→ **WHAT TO DO**:
Extract every line of the material that holds the string "from".

→ **PROVIDED DATA**:
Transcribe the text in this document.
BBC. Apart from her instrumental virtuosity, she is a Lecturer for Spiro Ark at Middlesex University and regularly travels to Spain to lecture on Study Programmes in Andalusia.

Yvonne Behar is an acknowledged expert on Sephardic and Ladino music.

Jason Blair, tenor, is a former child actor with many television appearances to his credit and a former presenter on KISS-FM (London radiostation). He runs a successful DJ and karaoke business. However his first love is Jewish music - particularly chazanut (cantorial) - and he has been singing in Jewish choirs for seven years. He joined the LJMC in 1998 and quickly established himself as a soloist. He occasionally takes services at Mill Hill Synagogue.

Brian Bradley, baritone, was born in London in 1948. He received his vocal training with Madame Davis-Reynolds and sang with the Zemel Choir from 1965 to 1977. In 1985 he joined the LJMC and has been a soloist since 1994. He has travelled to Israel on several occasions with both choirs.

→ **COMPLETE OUTPUT**:
BBC. Apart from her instrumental virtuosity, she is a Lecturer for Spiro Ark at Middlesex University and regularly travels to Spain to lecture on Study Programmes in Andalusia.
Brian Bradley, baritone, was born in London in 1948. He received his vocal training with Madame Davis-Reynolds and sang with the Zemel Choir from 1965 to 1977. In 1985 he joined the LJMC and has been a soloist since 1994. He has travelled to Israel on several occasions with both choirs.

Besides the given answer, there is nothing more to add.